• WHAT THIS TASK INVOLVES:
Continue the commentary below on how The Good Doctor portrays autism, starting right after its final sentence.

• PASSAGE SHOWN:
Content starts

Bones was a little more forth coming when it came to the disability and while they never acknowledged it on air when the creator Hart Hansenwas questioned he admitted that the elements were there but “we decided not to label a main character, for good or for bad.” The Good Doctor takes one Giant leap in taking ASD out of the shadows by actually putting a name too it.
For people on the spectrum and those who advocate for them this recognition is incredibly important naming the disorder is not the same as accurately portraying the disorder. In fact for some advocates it makes it worse. By naming the disability there is a danger that the characters experience of ASD will be misconstrued as the universal experience of ASD. Just as epilepsy (another neurological condition) can present in many different ways so can ASD.
WhileThe Good Doctor can and should be congratulated for this stance it still suffers from some of the same pitfalls as its predecessors. Language is undoubtedly the most obvious of the stereotypes. That trained parrot stilted monotone voice Highmore brings to the role of Shaun Murphy could be straight out of the ASD stereotype playbook. Like every stereotype there is a layer of truth. People on the autism spectrum can have unusual voice patterns. The autism society says “Speech patterns may be unusual, lack inflection or have a rhythmic nature, or may be formal, but too loud or high-pitched.” However they may be none of those things but viewers of The Good Doctor would never know this.

Content ends

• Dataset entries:
Content starts

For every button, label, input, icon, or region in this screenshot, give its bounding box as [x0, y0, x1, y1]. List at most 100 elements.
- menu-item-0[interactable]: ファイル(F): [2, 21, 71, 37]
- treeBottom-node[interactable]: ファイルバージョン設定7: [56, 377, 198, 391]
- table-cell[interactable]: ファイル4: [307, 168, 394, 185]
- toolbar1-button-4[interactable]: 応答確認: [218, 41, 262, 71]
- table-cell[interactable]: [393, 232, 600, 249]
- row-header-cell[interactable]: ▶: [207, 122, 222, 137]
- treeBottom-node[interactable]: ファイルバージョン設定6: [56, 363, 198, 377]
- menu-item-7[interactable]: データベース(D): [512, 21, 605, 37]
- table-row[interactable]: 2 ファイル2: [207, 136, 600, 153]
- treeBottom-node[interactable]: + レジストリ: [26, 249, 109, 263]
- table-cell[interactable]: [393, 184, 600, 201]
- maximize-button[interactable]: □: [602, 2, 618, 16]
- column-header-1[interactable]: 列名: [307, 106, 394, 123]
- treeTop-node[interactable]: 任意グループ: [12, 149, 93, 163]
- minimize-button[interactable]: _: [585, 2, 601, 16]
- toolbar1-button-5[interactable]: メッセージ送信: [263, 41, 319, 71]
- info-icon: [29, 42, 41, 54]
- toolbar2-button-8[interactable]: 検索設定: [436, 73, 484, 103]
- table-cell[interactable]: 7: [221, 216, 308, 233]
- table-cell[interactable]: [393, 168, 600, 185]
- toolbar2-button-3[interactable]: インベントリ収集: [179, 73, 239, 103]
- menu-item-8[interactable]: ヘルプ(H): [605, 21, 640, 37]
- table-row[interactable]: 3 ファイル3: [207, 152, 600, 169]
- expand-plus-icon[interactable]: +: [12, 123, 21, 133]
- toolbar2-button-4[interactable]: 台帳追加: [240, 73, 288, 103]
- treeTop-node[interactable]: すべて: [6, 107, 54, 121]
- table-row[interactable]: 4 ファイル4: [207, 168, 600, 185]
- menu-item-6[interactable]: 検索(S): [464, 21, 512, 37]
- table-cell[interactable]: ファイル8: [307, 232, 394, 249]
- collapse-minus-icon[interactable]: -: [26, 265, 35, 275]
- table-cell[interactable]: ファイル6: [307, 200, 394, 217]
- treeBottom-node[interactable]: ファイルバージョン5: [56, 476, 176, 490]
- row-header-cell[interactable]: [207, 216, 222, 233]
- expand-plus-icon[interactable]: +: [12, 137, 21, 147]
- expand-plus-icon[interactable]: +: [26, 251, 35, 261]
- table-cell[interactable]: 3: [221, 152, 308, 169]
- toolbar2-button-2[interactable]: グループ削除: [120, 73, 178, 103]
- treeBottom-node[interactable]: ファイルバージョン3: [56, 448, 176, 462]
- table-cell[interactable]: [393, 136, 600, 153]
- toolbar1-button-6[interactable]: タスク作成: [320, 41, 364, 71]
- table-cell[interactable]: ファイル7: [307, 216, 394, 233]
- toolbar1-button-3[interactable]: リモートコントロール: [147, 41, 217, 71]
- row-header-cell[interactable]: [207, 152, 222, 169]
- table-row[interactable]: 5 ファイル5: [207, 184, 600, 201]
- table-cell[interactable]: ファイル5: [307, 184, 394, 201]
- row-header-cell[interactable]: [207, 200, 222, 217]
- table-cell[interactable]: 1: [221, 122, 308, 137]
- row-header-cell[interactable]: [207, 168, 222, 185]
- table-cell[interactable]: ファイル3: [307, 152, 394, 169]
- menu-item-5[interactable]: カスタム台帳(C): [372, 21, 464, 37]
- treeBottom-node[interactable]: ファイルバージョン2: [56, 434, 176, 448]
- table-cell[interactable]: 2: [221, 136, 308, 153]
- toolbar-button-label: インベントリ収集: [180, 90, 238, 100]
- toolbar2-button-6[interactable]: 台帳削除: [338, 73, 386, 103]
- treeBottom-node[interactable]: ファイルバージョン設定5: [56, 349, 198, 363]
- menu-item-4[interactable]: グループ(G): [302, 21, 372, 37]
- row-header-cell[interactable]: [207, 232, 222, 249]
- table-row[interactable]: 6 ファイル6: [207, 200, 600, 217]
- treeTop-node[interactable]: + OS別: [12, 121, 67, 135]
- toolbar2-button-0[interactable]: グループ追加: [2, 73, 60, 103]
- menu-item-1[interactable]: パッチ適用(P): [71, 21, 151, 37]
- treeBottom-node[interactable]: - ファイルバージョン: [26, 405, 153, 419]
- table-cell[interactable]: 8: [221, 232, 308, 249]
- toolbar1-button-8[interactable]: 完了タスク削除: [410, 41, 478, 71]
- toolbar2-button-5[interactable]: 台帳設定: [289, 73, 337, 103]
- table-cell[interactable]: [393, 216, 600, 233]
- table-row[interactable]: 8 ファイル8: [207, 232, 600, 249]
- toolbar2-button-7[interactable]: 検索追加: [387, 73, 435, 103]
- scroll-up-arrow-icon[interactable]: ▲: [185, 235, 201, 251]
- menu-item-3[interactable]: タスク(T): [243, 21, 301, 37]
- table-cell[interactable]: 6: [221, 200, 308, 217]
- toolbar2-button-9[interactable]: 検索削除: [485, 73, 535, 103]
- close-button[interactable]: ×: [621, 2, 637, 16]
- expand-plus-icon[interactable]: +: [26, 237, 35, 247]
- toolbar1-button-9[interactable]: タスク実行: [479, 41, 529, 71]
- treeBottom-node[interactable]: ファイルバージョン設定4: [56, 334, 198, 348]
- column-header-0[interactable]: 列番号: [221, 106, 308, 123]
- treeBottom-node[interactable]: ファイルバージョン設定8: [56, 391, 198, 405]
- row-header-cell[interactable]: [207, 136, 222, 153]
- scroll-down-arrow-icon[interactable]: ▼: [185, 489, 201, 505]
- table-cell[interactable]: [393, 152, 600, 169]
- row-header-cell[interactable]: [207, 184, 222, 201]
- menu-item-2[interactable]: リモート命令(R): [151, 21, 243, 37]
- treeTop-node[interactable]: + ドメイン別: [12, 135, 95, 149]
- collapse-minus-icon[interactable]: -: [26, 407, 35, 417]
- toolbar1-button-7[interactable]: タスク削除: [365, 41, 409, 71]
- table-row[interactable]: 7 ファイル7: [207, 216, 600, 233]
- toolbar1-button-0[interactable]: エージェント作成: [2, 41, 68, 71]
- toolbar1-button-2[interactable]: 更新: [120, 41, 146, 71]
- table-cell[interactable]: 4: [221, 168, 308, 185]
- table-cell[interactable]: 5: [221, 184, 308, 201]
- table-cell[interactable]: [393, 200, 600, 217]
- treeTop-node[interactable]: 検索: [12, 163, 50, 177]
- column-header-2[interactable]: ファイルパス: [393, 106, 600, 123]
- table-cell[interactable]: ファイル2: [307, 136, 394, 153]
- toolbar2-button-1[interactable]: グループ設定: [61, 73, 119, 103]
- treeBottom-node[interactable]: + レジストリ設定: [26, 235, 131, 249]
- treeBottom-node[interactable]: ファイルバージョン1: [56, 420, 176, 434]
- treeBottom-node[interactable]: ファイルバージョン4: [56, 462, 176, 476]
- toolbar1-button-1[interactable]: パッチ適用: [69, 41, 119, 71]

Content ends

• TASK OUTPUT:
On the upside however The Good Doctor breaks new ground in capturing the discrimination and social isolation faced by people on the Autism spectrum. Previously there has been what autism support networks dismiss as “cute” autism. The disability is portrayed as mostly endearing and the sufferer always wins out in the end. While in The Good Doctor every day is a battle for Doctor Murphy to be respected personally and professionally, one that he looses as often as he wins. Take the second episode when his boss relegates him to scutwork. His medical knowledge may be second to none but his inability to read social cues and the corresponding lack of a bedside manner are considered a massive liability. Even those who should know better disrespect him. For example in episode seven parents of an autistic child refuse to let Shaun operate on their son. In short he is being told to fix his disability.
The show also highlights the effect that the black and white thinking and the inability to see nuance has on his social interaction. In other shows this lack of understanding was the puchline to the joke. Take Sheldon Cooper and his unique way of getting neighbor Penny to answer the door “Knock, Knock, Knock, Penny, Knock, Knock, Knock, Penny, Knock, Knock, Knock, Penny”. On The Good Doctor we see it as the social isolating trait that it truly is. In episode 3 Dr. Murphy’s neighbor asks to “borrow” some AAA batteries. He agrees but the end of the episode he asks for the batteries back. The difference in what was said and what was meant for people not on the autism spectrum may seem obvious but it would escape the literal thinking people like Shaun tend to possess.
There is a reason why The Good Doctorroutinely won in the ratings for its timeslot. It’s a good show. When it comes to its portrayal of ASD it may not be perfect but it is a great leap forward on what has come before. It may still leave uneducated viewers buying into stereotypes of ASD, which will continue to frustrate those on the spectrum including myself. That being said however at least it starts the conversation which has otherwise been silenced before it began.